Dataset entries on figures
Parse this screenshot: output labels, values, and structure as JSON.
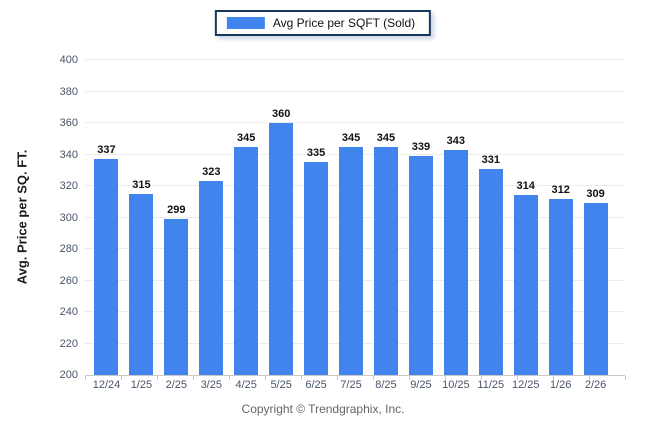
{
  "legend": {
    "label": "Avg Price per SQFT (Sold)"
  },
  "footer": {
    "copyright": "Copyright © Trendgraphix, Inc."
  },
  "colors": {
    "bar": "#4184ee",
    "legend_border": "#17375e",
    "grid": "#ececec",
    "axis_line": "#c9c9c9",
    "tick_text": "#4a5568",
    "value_text": "#111111",
    "footer_text": "#666666"
  },
  "chart_data": {
    "type": "bar",
    "title": "",
    "legend_entries": [
      "Avg Price per SQFT (Sold)"
    ],
    "legend_position": "top",
    "grid": true,
    "categories": [
      "12/24",
      "1/25",
      "2/25",
      "3/25",
      "4/25",
      "5/25",
      "6/25",
      "7/25",
      "8/25",
      "9/25",
      "10/25",
      "11/25",
      "12/25",
      "1/26",
      "2/26"
    ],
    "values": [
      337,
      315,
      299,
      323,
      345,
      360,
      335,
      345,
      345,
      339,
      343,
      331,
      314,
      312,
      309
    ],
    "xlabel": "",
    "ylabel": "Avg. Price per SQ. FT.",
    "ylim": [
      200,
      400
    ],
    "ytick_step": 20,
    "yticks": [
      200,
      220,
      240,
      260,
      280,
      300,
      320,
      340,
      360,
      380,
      400
    ]
  }
}
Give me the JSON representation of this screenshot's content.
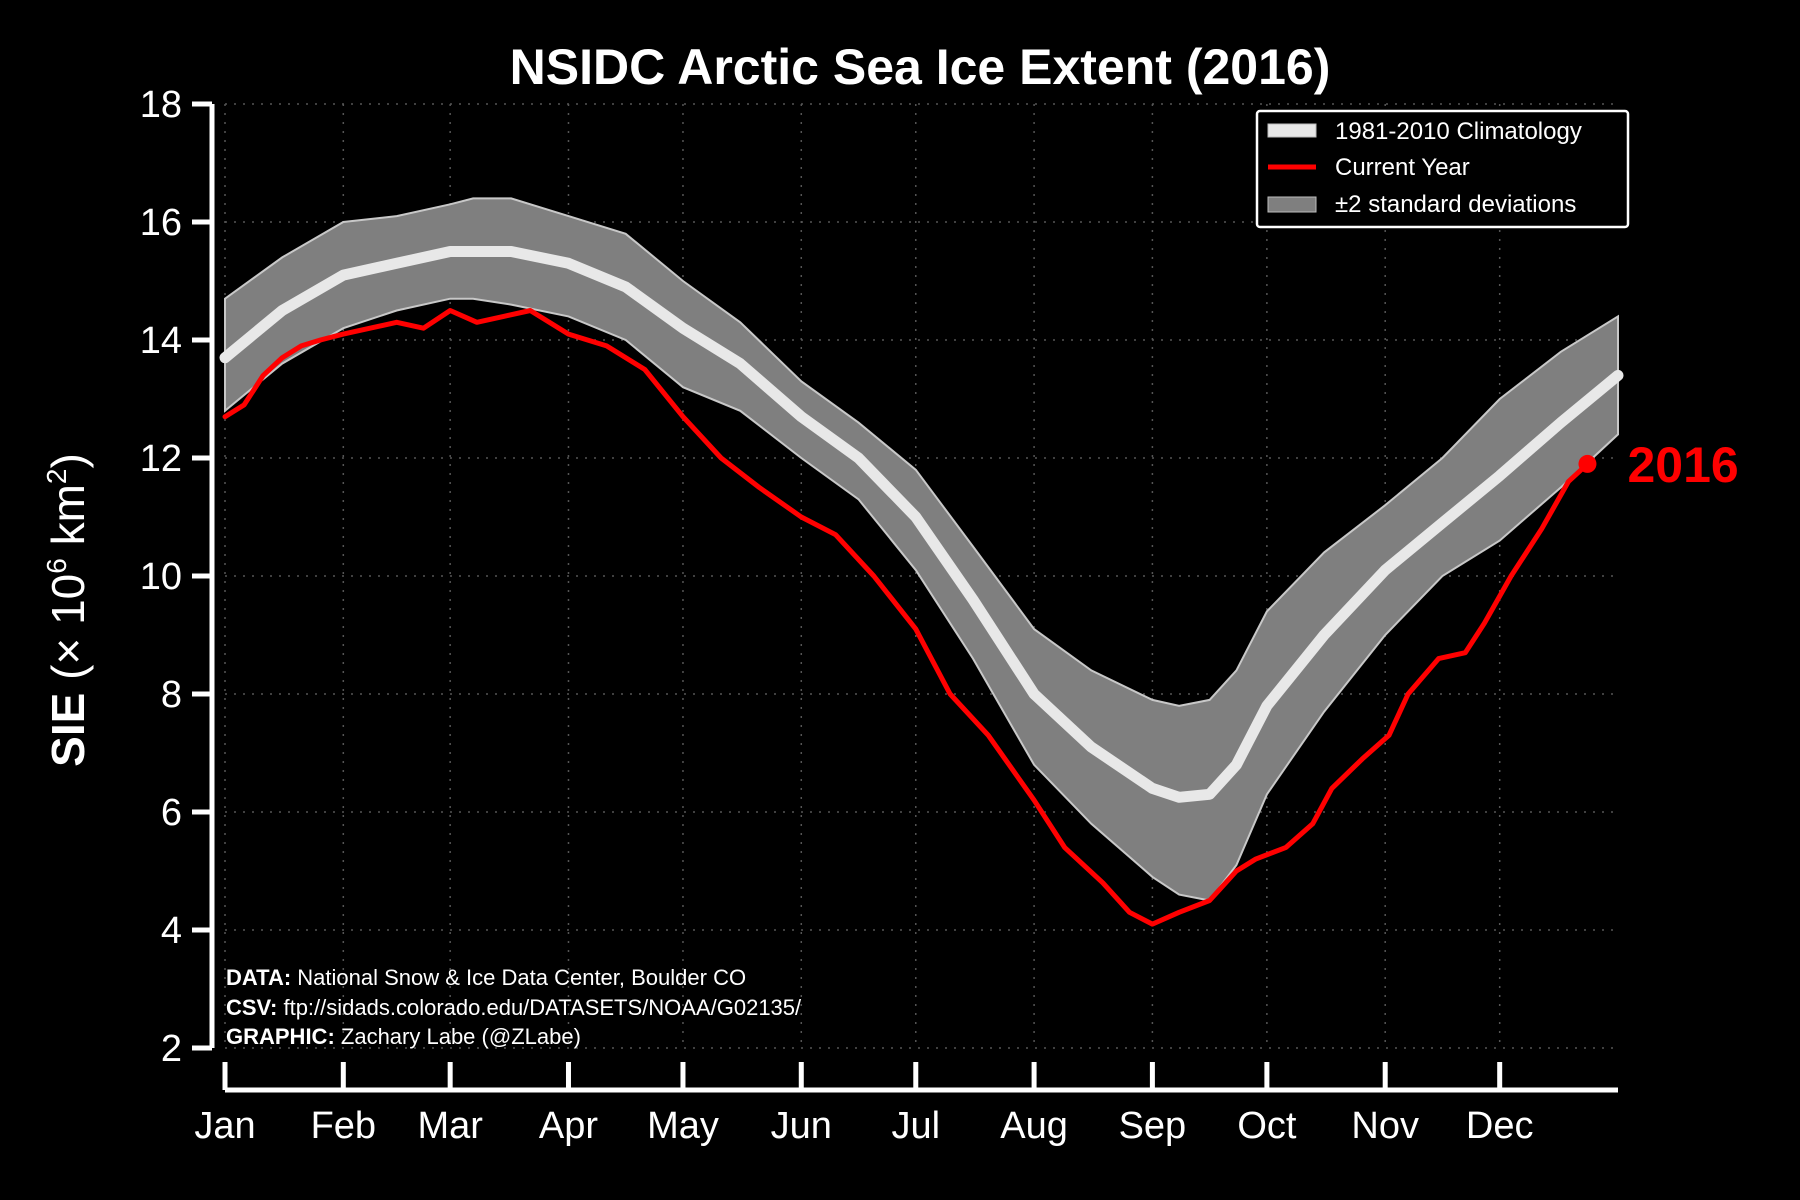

**Written problem**. Reproduce every entry word for word, but skip any pictures.

**Answer to the problem**.
Parse this screenshot: output labels, values, and structure as JSON.
{
  "legend": {
    "label": "Avg Price per SQFT (Sold)"
  },
  "footer": {
    "copyright": "Copyright © Trendgraphix, Inc."
  },
  "colors": {
    "bar": "#4184ee",
    "legend_border": "#17375e",
    "grid": "#ececec",
    "axis_line": "#c9c9c9",
    "tick_text": "#4a5568",
    "value_text": "#111111",
    "footer_text": "#666666"
  },
  "chart_data": {
    "type": "bar",
    "title": "",
    "legend_entries": [
      "Avg Price per SQFT (Sold)"
    ],
    "legend_position": "top",
    "grid": true,
    "categories": [
      "12/24",
      "1/25",
      "2/25",
      "3/25",
      "4/25",
      "5/25",
      "6/25",
      "7/25",
      "8/25",
      "9/25",
      "10/25",
      "11/25",
      "12/25",
      "1/26",
      "2/26"
    ],
    "values": [
      337,
      315,
      299,
      323,
      345,
      360,
      335,
      345,
      345,
      339,
      343,
      331,
      314,
      312,
      309
    ],
    "xlabel": "",
    "ylabel": "Avg. Price per SQ. FT.",
    "ylim": [
      200,
      400
    ],
    "ytick_step": 20,
    "yticks": [
      200,
      220,
      240,
      260,
      280,
      300,
      320,
      340,
      360,
      380,
      400
    ]
  }
}
Give me the JSON representation of this screenshot's content.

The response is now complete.